Reproduce the listing word for word, leaving every picture behind.
•••••
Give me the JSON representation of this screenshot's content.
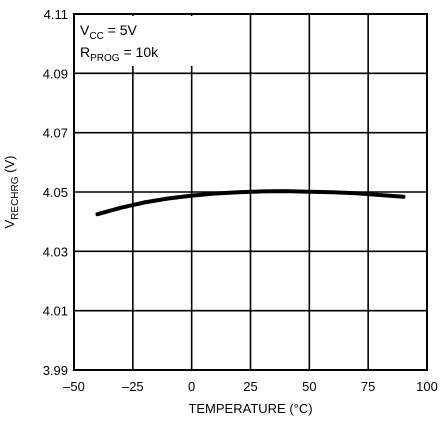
{
  "chart_data": {
    "type": "line",
    "title": "",
    "xlabel": "TEMPERATURE (°C)",
    "ylabel": {
      "main": "V",
      "sub": "RECHRG",
      "unit": " (V)"
    },
    "xlim": [
      -50,
      100
    ],
    "ylim": [
      3.99,
      4.11
    ],
    "xticks": [
      "–50",
      "–25",
      "0",
      "25",
      "50",
      "75",
      "100"
    ],
    "yticks": [
      "4.11",
      "4.09",
      "4.07",
      "4.05",
      "4.03",
      "4.01",
      "3.99"
    ],
    "grid": true,
    "annotations": [
      {
        "main": "V",
        "sub": "CC",
        "rest": " = 5V"
      },
      {
        "main": "R",
        "sub": "PROG",
        "rest": " = 10k"
      }
    ],
    "series": [
      {
        "x": [
          -40,
          -30,
          -20,
          -10,
          0,
          10,
          20,
          30,
          40,
          50,
          60,
          70,
          80,
          90
        ],
        "y": [
          4.0425,
          4.0447,
          4.0465,
          4.0478,
          4.0488,
          4.0495,
          4.0499,
          4.0502,
          4.0503,
          4.0501,
          4.0499,
          4.0496,
          4.049,
          4.0484
        ]
      }
    ]
  }
}
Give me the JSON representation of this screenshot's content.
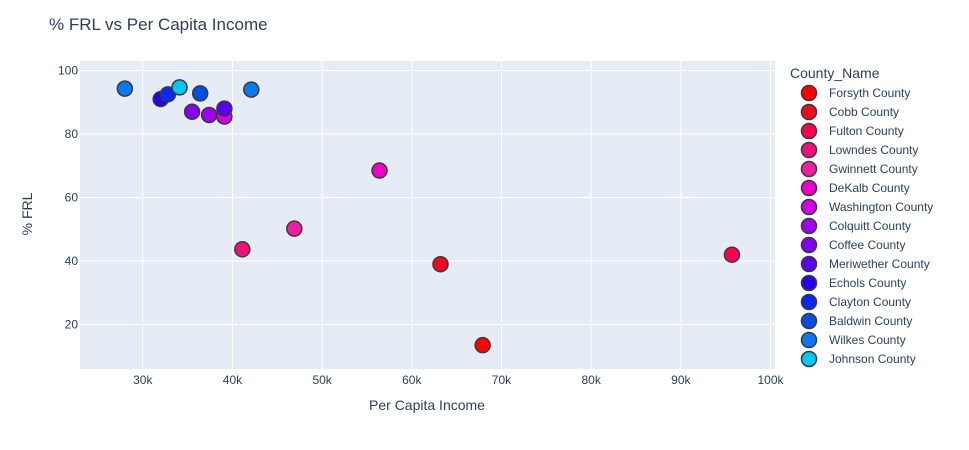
{
  "chart_data": {
    "type": "scatter",
    "title": "% FRL vs Per Capita Income",
    "xlabel": "Per Capita Income",
    "ylabel": "% FRL",
    "xlim": [
      23000,
      100500
    ],
    "ylim": [
      6,
      103
    ],
    "x_ticks": [
      30000,
      40000,
      50000,
      60000,
      70000,
      80000,
      90000,
      100000
    ],
    "x_tick_labels": [
      "30k",
      "40k",
      "50k",
      "60k",
      "70k",
      "80k",
      "90k",
      "100k"
    ],
    "y_ticks": [
      20,
      40,
      60,
      80,
      100
    ],
    "y_tick_labels": [
      "20",
      "40",
      "60",
      "80",
      "100"
    ],
    "grid": true,
    "legend_title": "County_Name",
    "legend_position": "right",
    "series": [
      {
        "name": "Forsyth County",
        "color": "#ff0000",
        "points": [
          [
            67900,
            13.5
          ]
        ]
      },
      {
        "name": "Cobb County",
        "color": "#f00a1e",
        "points": [
          [
            63200,
            39
          ]
        ]
      },
      {
        "name": "Fulton County",
        "color": "#ff0050",
        "points": [
          [
            95700,
            42
          ]
        ]
      },
      {
        "name": "Lowndes County",
        "color": "#f0107a",
        "points": [
          [
            41100,
            43.7
          ]
        ]
      },
      {
        "name": "Gwinnett County",
        "color": "#f01ea0",
        "points": [
          [
            46900,
            50.2
          ]
        ]
      },
      {
        "name": "DeKalb County",
        "color": "#f000c8",
        "points": [
          [
            56400,
            68.5
          ]
        ]
      },
      {
        "name": "Washington County",
        "color": "#d200e6",
        "points": [
          [
            39100,
            85.5
          ]
        ]
      },
      {
        "name": "Colquitt County",
        "color": "#a000f0",
        "points": [
          [
            37400,
            86
          ]
        ]
      },
      {
        "name": "Coffee County",
        "color": "#8200f0",
        "points": [
          [
            35500,
            87
          ]
        ]
      },
      {
        "name": "Meriwether County",
        "color": "#5a00f0",
        "points": [
          [
            39100,
            88
          ]
        ]
      },
      {
        "name": "Echols County",
        "color": "#2800f0",
        "points": [
          [
            32000,
            91
          ]
        ]
      },
      {
        "name": "Clayton County",
        "color": "#0a28f0",
        "points": [
          [
            32800,
            92.5
          ]
        ]
      },
      {
        "name": "Baldwin County",
        "color": "#0050e6",
        "points": [
          [
            36400,
            92.8
          ]
        ]
      },
      {
        "name": "Wilkes County",
        "color": "#0a78f0",
        "points": [
          [
            28000,
            94.3
          ],
          [
            42100,
            94
          ]
        ]
      },
      {
        "name": "Johnson County",
        "color": "#00c8f0",
        "points": [
          [
            34100,
            94.7
          ]
        ]
      }
    ]
  }
}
•••••
OUTPUT OF THE EXERCISE.
Give me the JSON representation of this screenshot's content.
{
  "chart_data": {
    "type": "line",
    "title": "",
    "xlabel": "TEMPERATURE (°C)",
    "ylabel": {
      "main": "V",
      "sub": "RECHRG",
      "unit": " (V)"
    },
    "xlim": [
      -50,
      100
    ],
    "ylim": [
      3.99,
      4.11
    ],
    "xticks": [
      "–50",
      "–25",
      "0",
      "25",
      "50",
      "75",
      "100"
    ],
    "yticks": [
      "4.11",
      "4.09",
      "4.07",
      "4.05",
      "4.03",
      "4.01",
      "3.99"
    ],
    "grid": true,
    "annotations": [
      {
        "main": "V",
        "sub": "CC",
        "rest": " = 5V"
      },
      {
        "main": "R",
        "sub": "PROG",
        "rest": " = 10k"
      }
    ],
    "series": [
      {
        "x": [
          -40,
          -30,
          -20,
          -10,
          0,
          10,
          20,
          30,
          40,
          50,
          60,
          70,
          80,
          90
        ],
        "y": [
          4.0425,
          4.0447,
          4.0465,
          4.0478,
          4.0488,
          4.0495,
          4.0499,
          4.0502,
          4.0503,
          4.0501,
          4.0499,
          4.0496,
          4.049,
          4.0484
        ]
      }
    ]
  }
}
Give me the JSON representation of this screenshot's content.
{
  "chart_data": {
    "type": "scatter",
    "title": "% FRL vs Per Capita Income",
    "xlabel": "Per Capita Income",
    "ylabel": "% FRL",
    "xlim": [
      23000,
      100500
    ],
    "ylim": [
      6,
      103
    ],
    "x_ticks": [
      30000,
      40000,
      50000,
      60000,
      70000,
      80000,
      90000,
      100000
    ],
    "x_tick_labels": [
      "30k",
      "40k",
      "50k",
      "60k",
      "70k",
      "80k",
      "90k",
      "100k"
    ],
    "y_ticks": [
      20,
      40,
      60,
      80,
      100
    ],
    "y_tick_labels": [
      "20",
      "40",
      "60",
      "80",
      "100"
    ],
    "grid": true,
    "legend_title": "County_Name",
    "legend_position": "right",
    "series": [
      {
        "name": "Forsyth County",
        "color": "#ff0000",
        "points": [
          [
            67900,
            13.5
          ]
        ]
      },
      {
        "name": "Cobb County",
        "color": "#f00a1e",
        "points": [
          [
            63200,
            39
          ]
        ]
      },
      {
        "name": "Fulton County",
        "color": "#ff0050",
        "points": [
          [
            95700,
            42
          ]
        ]
      },
      {
        "name": "Lowndes County",
        "color": "#f0107a",
        "points": [
          [
            41100,
            43.7
          ]
        ]
      },
      {
        "name": "Gwinnett County",
        "color": "#f01ea0",
        "points": [
          [
            46900,
            50.2
          ]
        ]
      },
      {
        "name": "DeKalb County",
        "color": "#f000c8",
        "points": [
          [
            56400,
            68.5
          ]
        ]
      },
      {
        "name": "Washington County",
        "color": "#d200e6",
        "points": [
          [
            39100,
            85.5
          ]
        ]
      },
      {
        "name": "Colquitt County",
        "color": "#a000f0",
        "points": [
          [
            37400,
            86
          ]
        ]
      },
      {
        "name": "Coffee County",
        "color": "#8200f0",
        "points": [
          [
            35500,
            87
          ]
        ]
      },
      {
        "name": "Meriwether County",
        "color": "#5a00f0",
        "points": [
          [
            39100,
            88
          ]
        ]
      },
      {
        "name": "Echols County",
        "color": "#2800f0",
        "points": [
          [
            32000,
            91
          ]
        ]
      },
      {
        "name": "Clayton County",
        "color": "#0a28f0",
        "points": [
          [
            32800,
            92.5
          ]
        ]
      },
      {
        "name": "Baldwin County",
        "color": "#0050e6",
        "points": [
          [
            36400,
            92.8
          ]
        ]
      },
      {
        "name": "Wilkes County",
        "color": "#0a78f0",
        "points": [
          [
            28000,
            94.3
          ],
          [
            42100,
            94
          ]
        ]
      },
      {
        "name": "Johnson County",
        "color": "#00c8f0",
        "points": [
          [
            34100,
            94.7
          ]
        ]
      }
    ]
  }
}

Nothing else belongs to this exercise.